- _TO DO_: Repeat the material verbatim and drop the pictures.

Data records:
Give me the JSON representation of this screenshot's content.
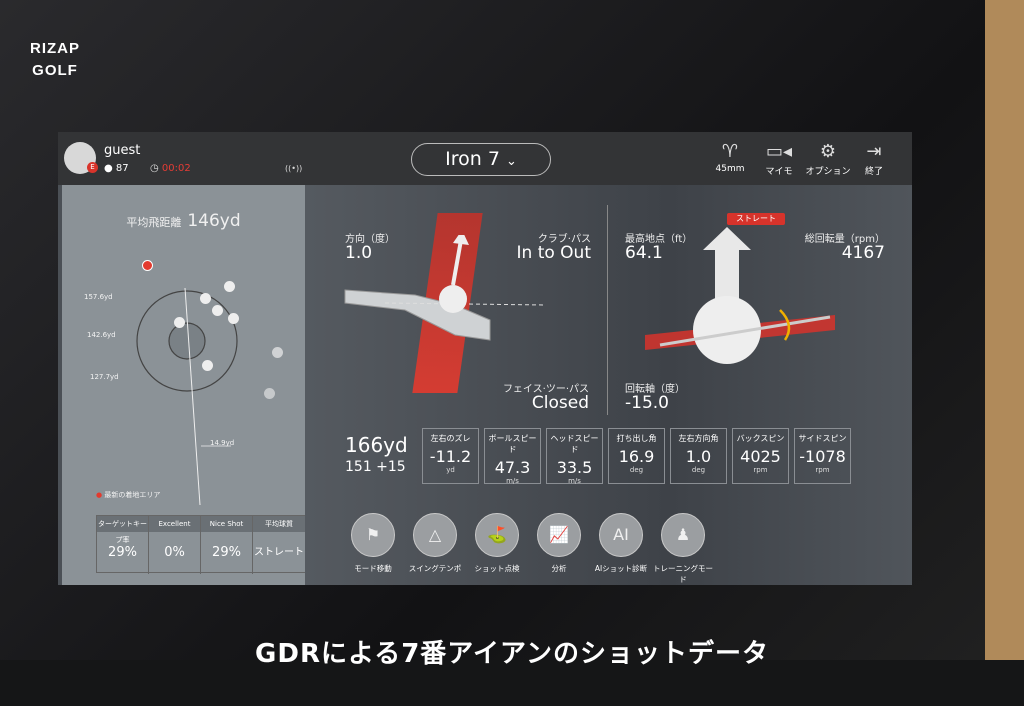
{
  "logo": "RIZAP GOLF",
  "caption": "GDRによる7番アイアンのショットデータ",
  "header": {
    "username": "guest",
    "user_badge": "E",
    "score": "87",
    "timer": "00:02",
    "club": "Iron 7",
    "actions": [
      {
        "label": "45mm",
        "icon": "tee-icon"
      },
      {
        "label": "マイモ",
        "icon": "video-camera-icon"
      },
      {
        "label": "オプション",
        "icon": "gear-icon"
      },
      {
        "label": "終了",
        "icon": "exit-icon"
      }
    ]
  },
  "left": {
    "avg_label": "平均飛距離",
    "avg_value": "146yd",
    "y_labels": [
      "157.6yd",
      "142.6yd",
      "127.7yd"
    ],
    "width_label": "14.9yd",
    "legend": "最新の着地エリア",
    "stats": [
      {
        "h": "ターゲットキープ率",
        "v": "29%"
      },
      {
        "h": "Excellent",
        "v": "0%"
      },
      {
        "h": "Nice Shot",
        "v": "29%"
      },
      {
        "h": "平均球質",
        "v": "ストレート"
      }
    ]
  },
  "main": {
    "direction": {
      "label": "方向（度）",
      "value": "1.0"
    },
    "club_path": {
      "label": "クラブ·パス",
      "value": "In to Out"
    },
    "face_to_path": {
      "label": "フェイス·ツー·パス",
      "value": "Closed"
    },
    "apex": {
      "label": "最高地点（ft）",
      "value": "64.1"
    },
    "total_spin": {
      "label": "総回転量（rpm）",
      "value": "4167"
    },
    "spin_axis": {
      "label": "回転軸（度）",
      "value": "-15.0"
    },
    "ball_type": "ストレート",
    "carry": "166yd",
    "carry_detail": "151 +15",
    "metrics": [
      {
        "t": "左右のズレ",
        "n": "-11.2",
        "u": "yd"
      },
      {
        "t": "ボールスピード",
        "n": "47.3",
        "u": "m/s"
      },
      {
        "t": "ヘッドスピード",
        "n": "33.5",
        "u": "m/s"
      },
      {
        "t": "打ち出し角",
        "n": "16.9",
        "u": "deg"
      },
      {
        "t": "左右方向角",
        "n": "1.0",
        "u": "deg"
      },
      {
        "t": "バックスピン",
        "n": "4025",
        "u": "rpm"
      },
      {
        "t": "サイドスピン",
        "n": "-1078",
        "u": "rpm"
      }
    ],
    "menu": [
      {
        "label": "モード移動",
        "icon": "flag-icon"
      },
      {
        "label": "スイングテンポ",
        "icon": "metronome-icon"
      },
      {
        "label": "ショット点検",
        "icon": "club-ball-icon"
      },
      {
        "label": "分析",
        "icon": "chart-icon"
      },
      {
        "label": "AIショット診断",
        "icon": "ai-club-icon"
      },
      {
        "label": "トレーニングモード",
        "icon": "training-icon"
      }
    ]
  },
  "colors": {
    "accent": "#e33a2e",
    "timer": "#e43c35"
  }
}
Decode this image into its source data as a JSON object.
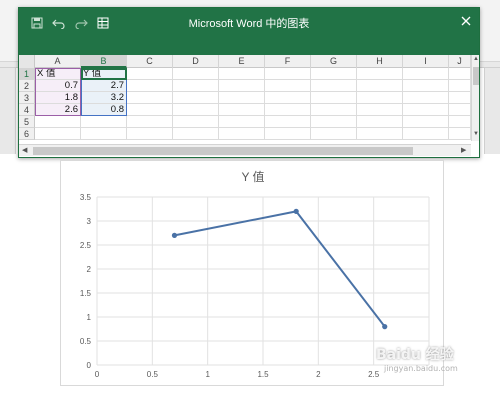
{
  "window": {
    "title": "Microsoft Word 中的图表",
    "save_icon": "save-icon",
    "undo_icon": "undo-icon",
    "redo_icon": "redo-icon",
    "edit_data_icon": "table-icon",
    "close_icon": "close-icon",
    "title_color": "#217346"
  },
  "sheet": {
    "columns": [
      "A",
      "B",
      "C",
      "D",
      "E",
      "F",
      "G",
      "H",
      "I",
      "J"
    ],
    "rows": [
      "1",
      "2",
      "3",
      "4",
      "5",
      "6"
    ],
    "selected_column": "B",
    "selected_row": "1",
    "cells": {
      "A1": "X 值",
      "B1": "Y 值",
      "A2": "0.7",
      "B2": "2.7",
      "A3": "1.8",
      "B3": "3.2",
      "A4": "2.6",
      "B4": "0.8"
    }
  },
  "chart_data": {
    "type": "scatter",
    "title": "Y 值",
    "x": [
      0.7,
      1.8,
      2.6
    ],
    "y": [
      2.7,
      3.2,
      0.8
    ],
    "xlim": [
      0,
      3
    ],
    "ylim": [
      0,
      3.5
    ],
    "x_ticks": [
      "0",
      "0.5",
      "1",
      "1.5",
      "2",
      "2.5"
    ],
    "y_ticks": [
      "0",
      "0.5",
      "1",
      "1.5",
      "2",
      "2.5",
      "3",
      "3.5"
    ],
    "series_color": "#4a72a6",
    "grid": true
  },
  "watermark": {
    "text": "Baidu 经验",
    "sub": "jingyan.baidu.com"
  }
}
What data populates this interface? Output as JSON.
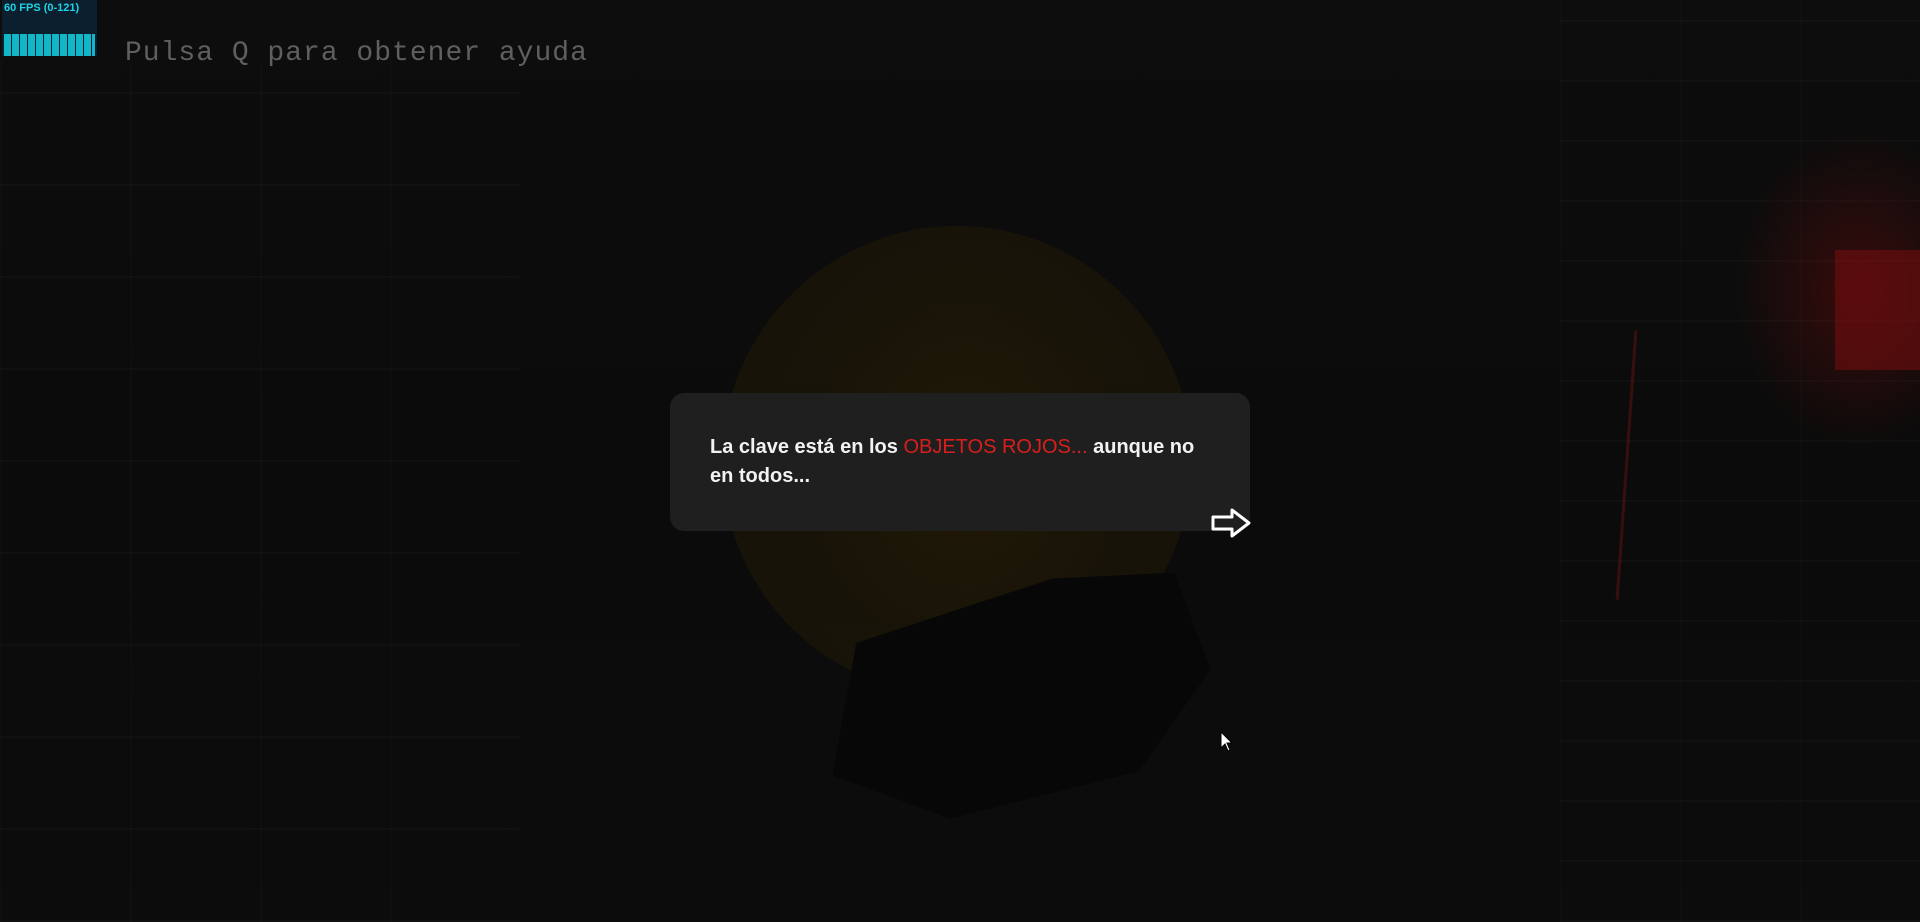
{
  "hud": {
    "fps_label": "60 FPS (0-121)",
    "help_text": "Pulsa Q para obtener ayuda"
  },
  "dialog": {
    "text_before": "La clave está en los ",
    "highlight": "OBJETOS ROJOS...",
    "text_after": " aunque no en todos...",
    "highlight_color": "#d81e1e",
    "next_icon": "arrow-right-icon"
  }
}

- _RESPONSE TO THE TASK_:
Give me the JSON representation of this screenshot's content.
{
  "logo": "RIZAP GOLF",
  "caption": "GDRによる7番アイアンのショットデータ",
  "header": {
    "username": "guest",
    "user_badge": "E",
    "score": "87",
    "timer": "00:02",
    "club": "Iron 7",
    "actions": [
      {
        "label": "45mm",
        "icon": "tee-icon"
      },
      {
        "label": "マイモ",
        "icon": "video-camera-icon"
      },
      {
        "label": "オプション",
        "icon": "gear-icon"
      },
      {
        "label": "終了",
        "icon": "exit-icon"
      }
    ]
  },
  "left": {
    "avg_label": "平均飛距離",
    "avg_value": "146yd",
    "y_labels": [
      "157.6yd",
      "142.6yd",
      "127.7yd"
    ],
    "width_label": "14.9yd",
    "legend": "最新の着地エリア",
    "stats": [
      {
        "h": "ターゲットキープ率",
        "v": "29%"
      },
      {
        "h": "Excellent",
        "v": "0%"
      },
      {
        "h": "Nice Shot",
        "v": "29%"
      },
      {
        "h": "平均球質",
        "v": "ストレート"
      }
    ]
  },
  "main": {
    "direction": {
      "label": "方向（度）",
      "value": "1.0"
    },
    "club_path": {
      "label": "クラブ·パス",
      "value": "In to Out"
    },
    "face_to_path": {
      "label": "フェイス·ツー·パス",
      "value": "Closed"
    },
    "apex": {
      "label": "最高地点（ft）",
      "value": "64.1"
    },
    "total_spin": {
      "label": "総回転量（rpm）",
      "value": "4167"
    },
    "spin_axis": {
      "label": "回転軸（度）",
      "value": "-15.0"
    },
    "ball_type": "ストレート",
    "carry": "166yd",
    "carry_detail": "151 +15",
    "metrics": [
      {
        "t": "左右のズレ",
        "n": "-11.2",
        "u": "yd"
      },
      {
        "t": "ボールスピード",
        "n": "47.3",
        "u": "m/s"
      },
      {
        "t": "ヘッドスピード",
        "n": "33.5",
        "u": "m/s"
      },
      {
        "t": "打ち出し角",
        "n": "16.9",
        "u": "deg"
      },
      {
        "t": "左右方向角",
        "n": "1.0",
        "u": "deg"
      },
      {
        "t": "バックスピン",
        "n": "4025",
        "u": "rpm"
      },
      {
        "t": "サイドスピン",
        "n": "-1078",
        "u": "rpm"
      }
    ],
    "menu": [
      {
        "label": "モード移動",
        "icon": "flag-icon"
      },
      {
        "label": "スイングテンポ",
        "icon": "metronome-icon"
      },
      {
        "label": "ショット点検",
        "icon": "club-ball-icon"
      },
      {
        "label": "分析",
        "icon": "chart-icon"
      },
      {
        "label": "AIショット診断",
        "icon": "ai-club-icon"
      },
      {
        "label": "トレーニングモード",
        "icon": "training-icon"
      }
    ]
  },
  "colors": {
    "accent": "#e33a2e",
    "timer": "#e43c35"
  }
}
Decode this image into its source data as a JSON object.
{
  "window": {
    "title": "Microsoft Word 中的图表",
    "save_icon": "save-icon",
    "undo_icon": "undo-icon",
    "redo_icon": "redo-icon",
    "edit_data_icon": "table-icon",
    "close_icon": "close-icon",
    "title_color": "#217346"
  },
  "sheet": {
    "columns": [
      "A",
      "B",
      "C",
      "D",
      "E",
      "F",
      "G",
      "H",
      "I",
      "J"
    ],
    "rows": [
      "1",
      "2",
      "3",
      "4",
      "5",
      "6"
    ],
    "selected_column": "B",
    "selected_row": "1",
    "cells": {
      "A1": "X 值",
      "B1": "Y 值",
      "A2": "0.7",
      "B2": "2.7",
      "A3": "1.8",
      "B3": "3.2",
      "A4": "2.6",
      "B4": "0.8"
    }
  },
  "chart_data": {
    "type": "scatter",
    "title": "Y 值",
    "x": [
      0.7,
      1.8,
      2.6
    ],
    "y": [
      2.7,
      3.2,
      0.8
    ],
    "xlim": [
      0,
      3
    ],
    "ylim": [
      0,
      3.5
    ],
    "x_ticks": [
      "0",
      "0.5",
      "1",
      "1.5",
      "2",
      "2.5"
    ],
    "y_ticks": [
      "0",
      "0.5",
      "1",
      "1.5",
      "2",
      "2.5",
      "3",
      "3.5"
    ],
    "series_color": "#4a72a6",
    "grid": true
  },
  "watermark": {
    "text": "Baidu 经验",
    "sub": "jingyan.baidu.com"
  }
}
What data populates this interface? Output as JSON.
{
  "hud": {
    "fps_label": "60 FPS (0-121)",
    "help_text": "Pulsa Q para obtener ayuda"
  },
  "dialog": {
    "text_before": "La clave está en los ",
    "highlight": "OBJETOS ROJOS...",
    "text_after": " aunque no en todos...",
    "highlight_color": "#d81e1e",
    "next_icon": "arrow-right-icon"
  }
}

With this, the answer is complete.